**Prompt:**
Look for the word "color" in the entries below, then copy every line that has it.

───── Stored rows

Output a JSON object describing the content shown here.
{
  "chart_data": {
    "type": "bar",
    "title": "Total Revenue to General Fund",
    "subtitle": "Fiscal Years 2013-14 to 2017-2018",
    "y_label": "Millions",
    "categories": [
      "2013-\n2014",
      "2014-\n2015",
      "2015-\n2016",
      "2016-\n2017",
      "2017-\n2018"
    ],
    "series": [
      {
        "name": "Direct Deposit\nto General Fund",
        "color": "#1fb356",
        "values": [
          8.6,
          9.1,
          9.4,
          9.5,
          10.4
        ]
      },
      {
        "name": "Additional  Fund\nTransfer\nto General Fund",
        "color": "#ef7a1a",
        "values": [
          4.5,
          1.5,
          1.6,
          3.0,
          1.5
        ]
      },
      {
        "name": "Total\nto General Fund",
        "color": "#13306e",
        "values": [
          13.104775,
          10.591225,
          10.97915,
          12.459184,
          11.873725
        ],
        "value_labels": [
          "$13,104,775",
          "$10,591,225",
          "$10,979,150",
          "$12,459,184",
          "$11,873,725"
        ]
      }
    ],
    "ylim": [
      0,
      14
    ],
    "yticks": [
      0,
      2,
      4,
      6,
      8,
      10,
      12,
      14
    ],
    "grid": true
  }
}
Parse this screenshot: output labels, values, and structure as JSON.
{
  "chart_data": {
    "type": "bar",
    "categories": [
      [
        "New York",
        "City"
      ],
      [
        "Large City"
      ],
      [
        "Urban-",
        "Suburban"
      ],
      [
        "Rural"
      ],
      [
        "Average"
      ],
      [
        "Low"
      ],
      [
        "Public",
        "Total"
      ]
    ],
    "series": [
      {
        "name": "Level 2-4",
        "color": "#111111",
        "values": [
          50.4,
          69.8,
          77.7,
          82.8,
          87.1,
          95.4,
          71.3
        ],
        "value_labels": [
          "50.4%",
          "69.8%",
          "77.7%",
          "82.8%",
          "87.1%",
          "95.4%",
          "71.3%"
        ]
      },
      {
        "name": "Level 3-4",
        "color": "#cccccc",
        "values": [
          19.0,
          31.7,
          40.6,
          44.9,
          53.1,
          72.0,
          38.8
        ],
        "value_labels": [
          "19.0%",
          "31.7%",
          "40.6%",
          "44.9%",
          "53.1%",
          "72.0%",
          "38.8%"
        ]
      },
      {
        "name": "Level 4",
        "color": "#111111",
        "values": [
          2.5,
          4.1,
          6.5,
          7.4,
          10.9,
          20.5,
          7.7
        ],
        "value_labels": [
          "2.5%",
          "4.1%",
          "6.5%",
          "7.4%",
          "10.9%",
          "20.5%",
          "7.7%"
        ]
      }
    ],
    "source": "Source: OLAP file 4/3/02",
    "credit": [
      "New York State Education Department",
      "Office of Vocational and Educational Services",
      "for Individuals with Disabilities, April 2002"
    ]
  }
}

──────────

**Answer:**
        "color": "#1fb356",
        "color": "#ef7a1a",
        "color": "#13306e",
        "color": "#111111",
        "color": "#cccccc",
        "color": "#111111",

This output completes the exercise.